-- start --

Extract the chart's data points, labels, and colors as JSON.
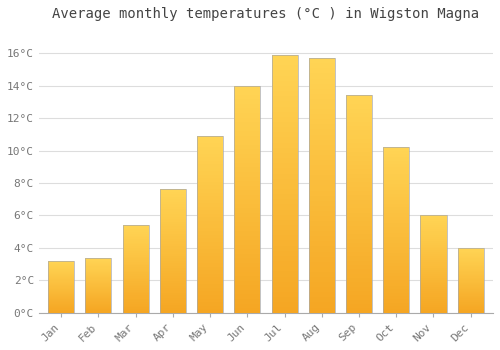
{
  "title": "Average monthly temperatures (°C ) in Wigston Magna",
  "months": [
    "Jan",
    "Feb",
    "Mar",
    "Apr",
    "May",
    "Jun",
    "Jul",
    "Aug",
    "Sep",
    "Oct",
    "Nov",
    "Dec"
  ],
  "values": [
    3.2,
    3.4,
    5.4,
    7.6,
    10.9,
    14.0,
    15.9,
    15.7,
    13.4,
    10.2,
    6.0,
    4.0
  ],
  "bar_color_bottom": "#F5A623",
  "bar_color_top": "#FFD454",
  "bar_edge_color": "#AAAAAA",
  "background_color": "#FFFFFF",
  "grid_color": "#DDDDDD",
  "ylim": [
    0,
    17.5
  ],
  "yticks": [
    0,
    2,
    4,
    6,
    8,
    10,
    12,
    14,
    16
  ],
  "ytick_labels": [
    "0°C",
    "2°C",
    "4°C",
    "6°C",
    "8°C",
    "10°C",
    "12°C",
    "14°C",
    "16°C"
  ],
  "title_fontsize": 10,
  "tick_fontsize": 8,
  "title_color": "#444444",
  "tick_color": "#777777",
  "bar_width": 0.7
}
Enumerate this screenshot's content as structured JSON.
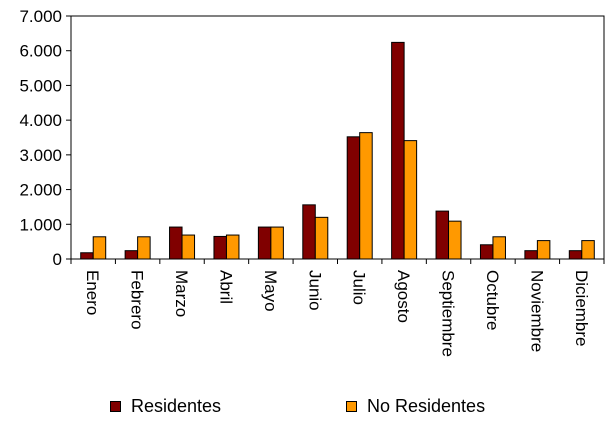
{
  "chart_data": {
    "type": "bar",
    "categories": [
      "Enero",
      "Febrero",
      "Marzo",
      "Abril",
      "Mayo",
      "Junio",
      "Julio",
      "Agosto",
      "Septiembre",
      "Octubre",
      "Noviembre",
      "Diciembre"
    ],
    "series": [
      {
        "name": "Residentes",
        "color": "#800000",
        "values": [
          180,
          240,
          920,
          650,
          920,
          1560,
          3520,
          6240,
          1380,
          410,
          240,
          240
        ]
      },
      {
        "name": "No Residentes",
        "color": "#ff9900",
        "values": [
          640,
          640,
          690,
          690,
          920,
          1200,
          3640,
          3410,
          1090,
          640,
          530,
          530
        ]
      }
    ],
    "y_ticks": [
      "0",
      "1.000",
      "2.000",
      "3.000",
      "4.000",
      "5.000",
      "6.000",
      "7.000"
    ],
    "ylim": [
      0,
      7000
    ],
    "grid": false,
    "legend_position": "bottom"
  }
}
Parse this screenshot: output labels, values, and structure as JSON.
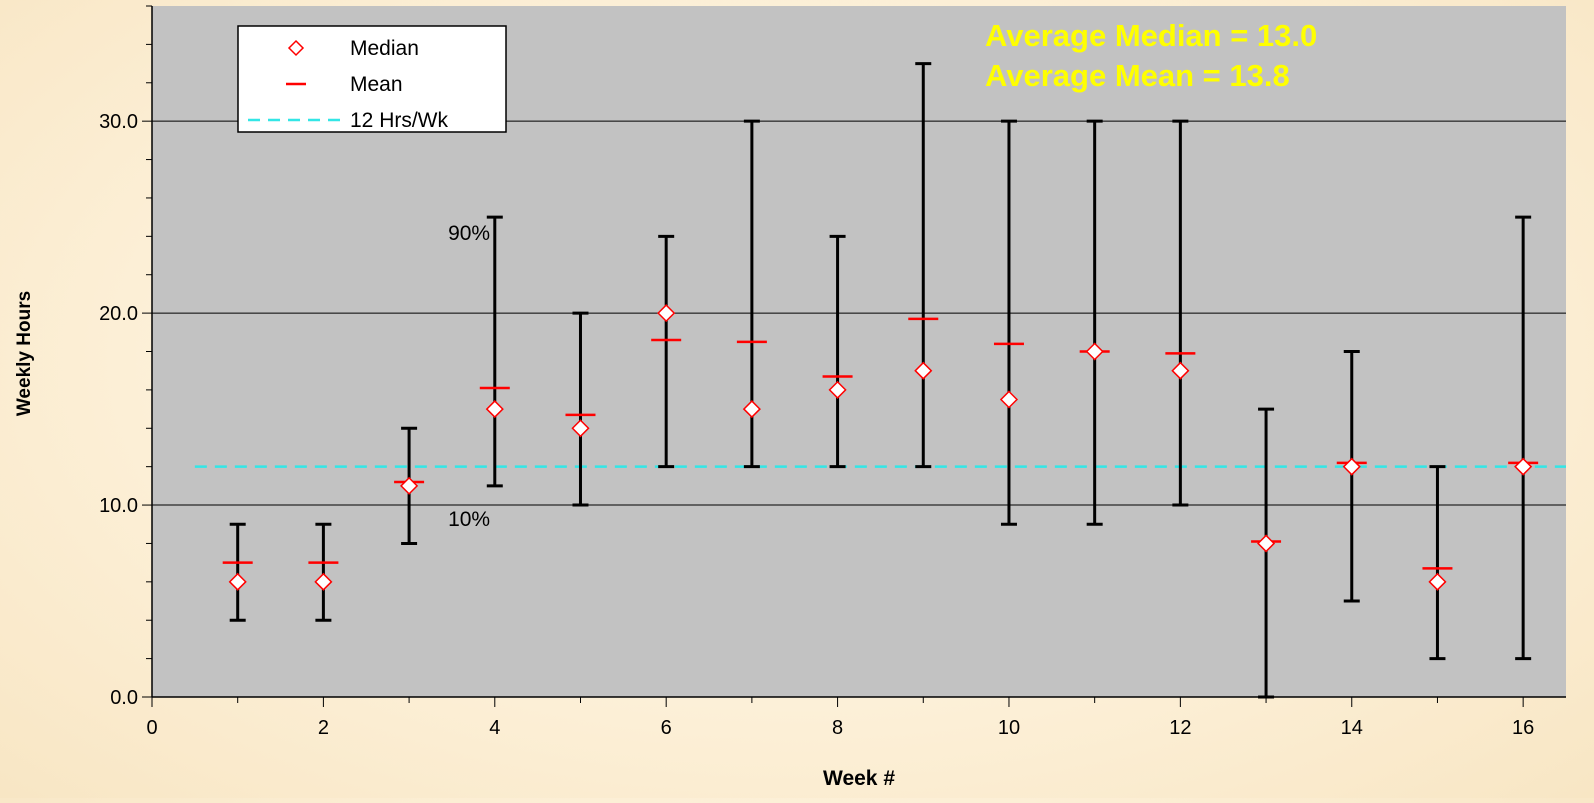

-- end --

Exercise | From the records given above, reproduce all text exactly and exclude each picture.

Result below |
Extract the chart's data points, labels, and colors as JSON.
{
  "title": "Average monthly temperatures (°C ) in Wigston Magna",
  "months": [
    "Jan",
    "Feb",
    "Mar",
    "Apr",
    "May",
    "Jun",
    "Jul",
    "Aug",
    "Sep",
    "Oct",
    "Nov",
    "Dec"
  ],
  "values": [
    3.2,
    3.4,
    5.4,
    7.6,
    10.9,
    14.0,
    15.9,
    15.7,
    13.4,
    10.2,
    6.0,
    4.0
  ],
  "bar_color_bottom": "#F5A623",
  "bar_color_top": "#FFD454",
  "bar_edge_color": "#AAAAAA",
  "background_color": "#FFFFFF",
  "grid_color": "#DDDDDD",
  "ylim": [
    0,
    17.5
  ],
  "yticks": [
    0,
    2,
    4,
    6,
    8,
    10,
    12,
    14,
    16
  ],
  "ytick_labels": [
    "0°C",
    "2°C",
    "4°C",
    "6°C",
    "8°C",
    "10°C",
    "12°C",
    "14°C",
    "16°C"
  ],
  "title_fontsize": 10,
  "tick_fontsize": 8,
  "title_color": "#444444",
  "tick_color": "#777777",
  "bar_width": 0.7
}
Enumerate this screenshot's content as structured JSON.
{
  "chart_data": {
    "type": "bar",
    "categories": [
      "Enero",
      "Febrero",
      "Marzo",
      "Abril",
      "Mayo",
      "Junio",
      "Julio",
      "Agosto",
      "Septiembre",
      "Octubre",
      "Noviembre",
      "Diciembre"
    ],
    "series": [
      {
        "name": "Residentes",
        "color": "#800000",
        "values": [
          180,
          240,
          920,
          650,
          920,
          1560,
          3520,
          6240,
          1380,
          410,
          240,
          240
        ]
      },
      {
        "name": "No Residentes",
        "color": "#ff9900",
        "values": [
          640,
          640,
          690,
          690,
          920,
          1200,
          3640,
          3410,
          1090,
          640,
          530,
          530
        ]
      }
    ],
    "y_ticks": [
      "0",
      "1.000",
      "2.000",
      "3.000",
      "4.000",
      "5.000",
      "6.000",
      "7.000"
    ],
    "ylim": [
      0,
      7000
    ],
    "grid": false,
    "legend_position": "bottom"
  }
}
Parse this screenshot: output labels, values, and structure as JSON.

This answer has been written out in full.